--- Start of Input rows ---
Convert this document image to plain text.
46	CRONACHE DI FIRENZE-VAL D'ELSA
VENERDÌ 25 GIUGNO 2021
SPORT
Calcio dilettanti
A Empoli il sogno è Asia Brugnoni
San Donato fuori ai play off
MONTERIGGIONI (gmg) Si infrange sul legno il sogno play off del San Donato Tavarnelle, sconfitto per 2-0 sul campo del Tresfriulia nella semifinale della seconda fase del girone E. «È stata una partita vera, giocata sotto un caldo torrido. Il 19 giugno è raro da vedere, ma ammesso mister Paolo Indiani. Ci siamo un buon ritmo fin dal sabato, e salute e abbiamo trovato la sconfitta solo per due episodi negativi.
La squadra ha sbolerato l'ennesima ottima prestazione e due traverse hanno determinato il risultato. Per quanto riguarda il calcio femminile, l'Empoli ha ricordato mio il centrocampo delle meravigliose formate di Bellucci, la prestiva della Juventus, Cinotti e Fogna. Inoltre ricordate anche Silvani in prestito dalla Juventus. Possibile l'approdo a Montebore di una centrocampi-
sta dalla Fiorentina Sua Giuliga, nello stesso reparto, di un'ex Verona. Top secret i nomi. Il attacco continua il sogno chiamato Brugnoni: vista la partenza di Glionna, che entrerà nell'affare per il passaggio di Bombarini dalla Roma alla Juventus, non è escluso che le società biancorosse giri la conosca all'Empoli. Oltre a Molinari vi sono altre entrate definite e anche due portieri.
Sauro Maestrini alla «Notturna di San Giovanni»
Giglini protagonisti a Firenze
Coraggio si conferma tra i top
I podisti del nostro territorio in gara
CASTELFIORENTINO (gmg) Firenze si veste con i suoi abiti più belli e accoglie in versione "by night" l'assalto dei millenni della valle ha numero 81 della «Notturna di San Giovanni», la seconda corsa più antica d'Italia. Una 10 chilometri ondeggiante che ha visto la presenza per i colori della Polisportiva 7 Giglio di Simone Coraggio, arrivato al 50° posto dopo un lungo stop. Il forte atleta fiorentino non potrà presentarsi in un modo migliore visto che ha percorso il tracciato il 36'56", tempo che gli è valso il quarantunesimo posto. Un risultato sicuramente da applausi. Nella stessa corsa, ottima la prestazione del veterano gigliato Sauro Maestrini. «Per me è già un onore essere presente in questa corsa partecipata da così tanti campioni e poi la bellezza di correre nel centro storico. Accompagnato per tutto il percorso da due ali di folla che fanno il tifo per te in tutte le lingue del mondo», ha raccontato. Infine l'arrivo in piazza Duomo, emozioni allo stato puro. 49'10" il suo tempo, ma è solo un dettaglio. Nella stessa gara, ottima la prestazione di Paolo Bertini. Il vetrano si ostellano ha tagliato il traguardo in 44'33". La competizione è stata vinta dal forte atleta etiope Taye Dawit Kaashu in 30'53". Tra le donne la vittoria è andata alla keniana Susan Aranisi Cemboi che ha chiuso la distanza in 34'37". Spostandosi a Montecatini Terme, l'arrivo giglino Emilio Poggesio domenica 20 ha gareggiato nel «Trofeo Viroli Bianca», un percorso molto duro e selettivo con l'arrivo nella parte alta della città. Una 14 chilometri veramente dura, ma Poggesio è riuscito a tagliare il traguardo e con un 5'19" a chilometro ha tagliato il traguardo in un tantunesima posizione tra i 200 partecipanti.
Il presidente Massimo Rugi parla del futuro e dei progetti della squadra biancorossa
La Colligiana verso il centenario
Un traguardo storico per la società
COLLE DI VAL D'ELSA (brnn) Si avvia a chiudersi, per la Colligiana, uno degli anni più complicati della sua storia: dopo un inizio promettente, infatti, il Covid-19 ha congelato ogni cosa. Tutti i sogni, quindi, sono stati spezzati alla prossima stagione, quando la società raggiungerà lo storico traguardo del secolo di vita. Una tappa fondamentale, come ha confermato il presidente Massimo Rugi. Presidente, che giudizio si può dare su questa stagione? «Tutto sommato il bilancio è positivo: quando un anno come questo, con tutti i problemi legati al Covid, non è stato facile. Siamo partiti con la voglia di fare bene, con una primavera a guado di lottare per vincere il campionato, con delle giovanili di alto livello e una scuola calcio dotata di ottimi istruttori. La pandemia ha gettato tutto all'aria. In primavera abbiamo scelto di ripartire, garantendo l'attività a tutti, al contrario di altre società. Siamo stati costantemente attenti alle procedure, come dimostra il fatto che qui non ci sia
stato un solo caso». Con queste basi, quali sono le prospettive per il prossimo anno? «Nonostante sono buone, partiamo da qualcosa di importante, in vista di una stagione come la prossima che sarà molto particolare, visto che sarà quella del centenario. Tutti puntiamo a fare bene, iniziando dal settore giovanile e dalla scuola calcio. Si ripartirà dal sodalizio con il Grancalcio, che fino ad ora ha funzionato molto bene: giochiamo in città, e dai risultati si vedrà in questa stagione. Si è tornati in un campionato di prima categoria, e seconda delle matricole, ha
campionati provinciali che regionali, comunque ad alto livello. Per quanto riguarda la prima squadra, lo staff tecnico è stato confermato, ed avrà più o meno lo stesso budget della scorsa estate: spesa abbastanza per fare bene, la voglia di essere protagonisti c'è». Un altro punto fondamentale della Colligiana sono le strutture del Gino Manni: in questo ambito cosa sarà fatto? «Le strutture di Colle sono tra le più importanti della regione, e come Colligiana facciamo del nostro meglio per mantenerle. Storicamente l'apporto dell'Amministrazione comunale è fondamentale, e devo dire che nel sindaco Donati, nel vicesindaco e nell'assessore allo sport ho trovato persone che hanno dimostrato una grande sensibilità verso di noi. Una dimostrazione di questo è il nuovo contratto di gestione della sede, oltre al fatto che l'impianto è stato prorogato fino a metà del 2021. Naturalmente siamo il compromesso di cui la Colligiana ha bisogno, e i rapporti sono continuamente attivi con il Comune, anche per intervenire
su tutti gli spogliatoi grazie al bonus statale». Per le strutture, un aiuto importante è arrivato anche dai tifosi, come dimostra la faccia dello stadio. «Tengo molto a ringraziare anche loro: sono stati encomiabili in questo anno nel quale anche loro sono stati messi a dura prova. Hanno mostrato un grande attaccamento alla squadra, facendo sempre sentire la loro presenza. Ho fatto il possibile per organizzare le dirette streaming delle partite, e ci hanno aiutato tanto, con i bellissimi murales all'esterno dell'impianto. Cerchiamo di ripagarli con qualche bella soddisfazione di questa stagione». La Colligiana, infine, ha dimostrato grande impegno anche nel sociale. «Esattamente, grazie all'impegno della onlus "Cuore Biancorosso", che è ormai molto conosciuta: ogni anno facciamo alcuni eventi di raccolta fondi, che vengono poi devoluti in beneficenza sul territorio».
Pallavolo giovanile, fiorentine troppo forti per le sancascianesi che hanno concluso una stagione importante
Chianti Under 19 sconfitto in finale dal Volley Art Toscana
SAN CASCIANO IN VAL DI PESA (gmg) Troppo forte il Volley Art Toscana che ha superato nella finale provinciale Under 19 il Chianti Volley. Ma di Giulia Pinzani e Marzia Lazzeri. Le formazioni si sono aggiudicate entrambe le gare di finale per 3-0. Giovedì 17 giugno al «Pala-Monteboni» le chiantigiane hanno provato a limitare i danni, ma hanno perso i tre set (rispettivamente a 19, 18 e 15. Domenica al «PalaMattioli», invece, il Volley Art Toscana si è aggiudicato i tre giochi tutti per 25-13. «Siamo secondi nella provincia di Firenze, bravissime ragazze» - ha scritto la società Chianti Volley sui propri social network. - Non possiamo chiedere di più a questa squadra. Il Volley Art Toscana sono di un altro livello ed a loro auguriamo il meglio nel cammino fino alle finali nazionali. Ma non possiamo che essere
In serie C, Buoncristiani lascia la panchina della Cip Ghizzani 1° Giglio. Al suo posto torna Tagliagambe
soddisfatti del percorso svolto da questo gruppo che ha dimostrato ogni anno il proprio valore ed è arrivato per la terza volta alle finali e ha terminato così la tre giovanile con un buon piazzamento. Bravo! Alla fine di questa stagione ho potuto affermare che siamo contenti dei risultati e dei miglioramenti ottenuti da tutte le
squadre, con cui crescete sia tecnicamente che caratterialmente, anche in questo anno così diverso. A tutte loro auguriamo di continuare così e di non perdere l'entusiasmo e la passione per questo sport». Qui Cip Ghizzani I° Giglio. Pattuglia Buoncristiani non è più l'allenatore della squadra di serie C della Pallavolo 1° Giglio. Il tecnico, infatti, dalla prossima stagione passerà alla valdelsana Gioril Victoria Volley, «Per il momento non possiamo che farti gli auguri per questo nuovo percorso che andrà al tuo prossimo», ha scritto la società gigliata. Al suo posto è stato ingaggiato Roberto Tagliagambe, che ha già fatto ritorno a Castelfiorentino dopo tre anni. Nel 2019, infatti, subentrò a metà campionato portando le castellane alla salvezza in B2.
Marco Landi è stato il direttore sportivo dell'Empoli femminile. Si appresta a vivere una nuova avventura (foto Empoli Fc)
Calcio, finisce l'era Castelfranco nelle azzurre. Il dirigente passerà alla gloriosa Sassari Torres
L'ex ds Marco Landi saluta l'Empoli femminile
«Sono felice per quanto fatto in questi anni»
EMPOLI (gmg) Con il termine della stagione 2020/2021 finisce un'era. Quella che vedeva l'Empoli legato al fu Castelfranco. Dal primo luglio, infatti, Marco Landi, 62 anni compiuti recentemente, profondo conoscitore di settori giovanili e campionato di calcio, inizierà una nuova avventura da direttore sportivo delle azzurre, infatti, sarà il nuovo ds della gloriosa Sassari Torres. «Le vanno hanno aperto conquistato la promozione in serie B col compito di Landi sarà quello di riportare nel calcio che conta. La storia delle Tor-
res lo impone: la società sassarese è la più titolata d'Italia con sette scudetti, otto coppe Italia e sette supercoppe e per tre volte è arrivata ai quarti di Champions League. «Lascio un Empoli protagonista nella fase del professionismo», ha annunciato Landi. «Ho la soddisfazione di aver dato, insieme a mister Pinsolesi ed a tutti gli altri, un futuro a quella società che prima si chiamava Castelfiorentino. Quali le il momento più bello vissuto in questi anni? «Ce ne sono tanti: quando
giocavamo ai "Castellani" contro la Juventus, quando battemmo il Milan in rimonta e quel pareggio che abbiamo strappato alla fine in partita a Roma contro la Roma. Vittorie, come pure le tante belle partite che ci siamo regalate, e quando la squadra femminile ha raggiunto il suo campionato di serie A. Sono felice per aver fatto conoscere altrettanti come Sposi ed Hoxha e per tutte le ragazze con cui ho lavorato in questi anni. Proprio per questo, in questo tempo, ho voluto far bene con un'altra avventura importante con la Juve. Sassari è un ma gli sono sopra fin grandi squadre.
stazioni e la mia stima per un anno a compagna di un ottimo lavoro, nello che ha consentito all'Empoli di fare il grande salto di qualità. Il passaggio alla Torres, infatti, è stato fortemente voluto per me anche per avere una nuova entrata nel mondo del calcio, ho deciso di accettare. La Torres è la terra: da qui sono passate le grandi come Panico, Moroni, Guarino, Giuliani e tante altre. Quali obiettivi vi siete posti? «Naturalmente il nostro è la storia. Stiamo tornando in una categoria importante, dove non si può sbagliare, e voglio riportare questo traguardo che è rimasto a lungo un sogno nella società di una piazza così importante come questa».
--- End of Input rows ---
• **Objective**:
Only the number is required: the count of lines containing the word "Toscana".

• **The response**:
2